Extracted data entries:
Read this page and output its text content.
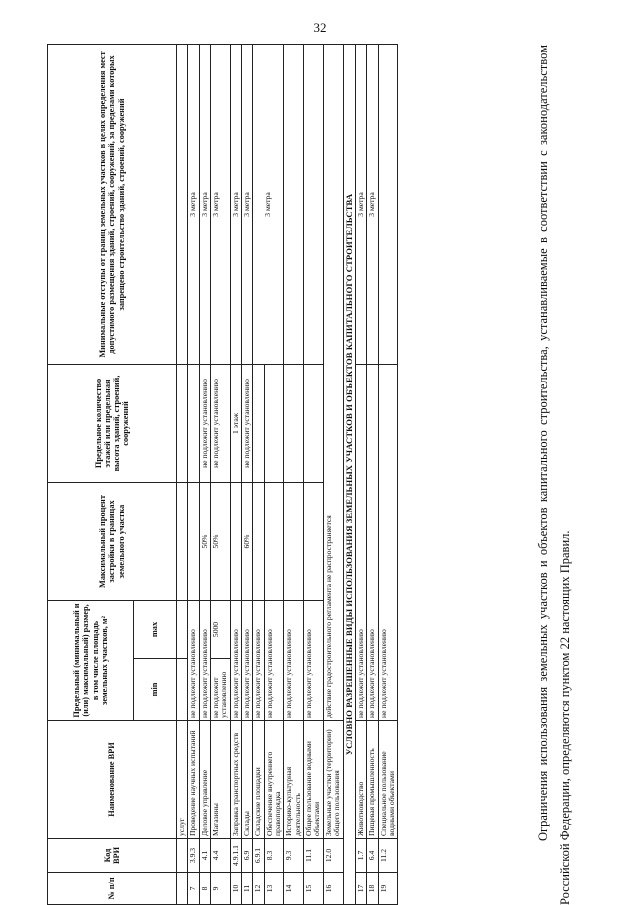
32
№ п/п	Код ВРИ	Наименование ВРИ	Предельный (минимальный и (или) максимальный) размер, в том числе площадь земельных участков, м²		Максимальный процент застройки в границах земельного участка	Предельное количество этажей или предельная высота зданий, строений, сооружений	Минимальные отступы от границ земельных участков в целях определения мест допустимого размещения зданий, строений, сооружений, за пределами которых запрещено строительство зданий, строений, сооружений
			min	max			
		услуг					
7	3.9.3	Проведение научных испытаний	не подлежит установлению				3 метра
8	4.1	Деловое управление	не подлежит установлению		50%	не подлежит установлению	3 метра
9	4.4	Магазины	не подлежит установлению	5000	50%	не подлежит установлению	3 метра
10	4.9.1.1	Заправка транспортных средств	не подлежит установлению			1 этаж	3 метра
11	6.9	Склады	не подлежит установлению		60%	не подлежит установлению	3 метра
12	6.9.1	Складские площадки	не подлежит установлению				3 метра
13	8.3	Обеспечение внутреннего правопорядка	не подлежит установлению				
14	9.3	Историко-культурная деятельность	не подлежит установлению				
15	11.1	Общее пользование водными объектами	не подлежит установлению				
16	12.0	Земельные участки (территории) общего пользования	действие градостроительного регламента не распространяется				
УСЛОВНО РАЗРЕШЕННЫЕ ВИДЫ ИСПОЛЬЗОВАНИЯ ЗЕМЕЛЬНЫХ УЧАСТКОВ И ОБЪЕКТОВ КАПИТАЛЬНОГО СТРОИТЕЛЬСТВА							
17	1.7	Животноводство	не подлежит установлению				3 метра
18	6.4	Пищевая промышленность	не подлежит установлению				3 метра
19	11.2	Специальное пользование водными объектами	не подлежит установлению					Ограничения использования земельных участков и объектов капитального строительства, устанавливаемые в соответствии с законодательством Российской Федерации, определяются пунктом 22 настоящих Правил.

▶ What you will do: Give every record back exactly as it reads, with no images.

▶ Finished task:
Read this page and output its text content.
32
№ п/п	Код ВРИ	Наименование ВРИ	Предельный (минимальный и (или) максимальный) размер, в том числе площадь земельных участков, м²		Максимальный процент застройки в границах земельного участка	Предельное количество этажей или предельная высота зданий, строений, сооружений	Минимальные отступы от границ земельных участков в целях определения мест допустимого размещения зданий, строений, сооружений, за пределами которых запрещено строительство зданий, строений, сооружений
			min	max			
		услуг					
7	3.9.3	Проведение научных испытаний	не подлежит установлению				3 метра
8	4.1	Деловое управление	не подлежит установлению		50%	не подлежит установлению	3 метра
9	4.4	Магазины	не подлежит установлению	5000	50%	не подлежит установлению	3 метра
10	4.9.1.1	Заправка транспортных средств	не подлежит установлению			1 этаж	3 метра
11	6.9	Склады	не подлежит установлению		60%	не подлежит установлению	3 метра
12	6.9.1	Складские площадки	не подлежит установлению				3 метра
13	8.3	Обеспечение внутреннего правопорядка	не подлежит установлению				
14	9.3	Историко-культурная деятельность	не подлежит установлению				
15	11.1	Общее пользование водными объектами	не подлежит установлению				
16	12.0	Земельные участки (территории) общего пользования	действие градостроительного регламента не распространяется				
УСЛОВНО РАЗРЕШЕННЫЕ ВИДЫ ИСПОЛЬЗОВАНИЯ ЗЕМЕЛЬНЫХ УЧАСТКОВ И ОБЪЕКТОВ КАПИТАЛЬНОГО СТРОИТЕЛЬСТВА							
17	1.7	Животноводство	не подлежит установлению				3 метра
18	6.4	Пищевая промышленность	не подлежит установлению				3 метра
19	11.2	Специальное пользование водными объектами	не подлежит установлению					Ограничения использования земельных участков и объектов капитального строительства, устанавливаемые в соответствии с законодательством Российской Федерации, определяются пунктом 22 настоящих Правил.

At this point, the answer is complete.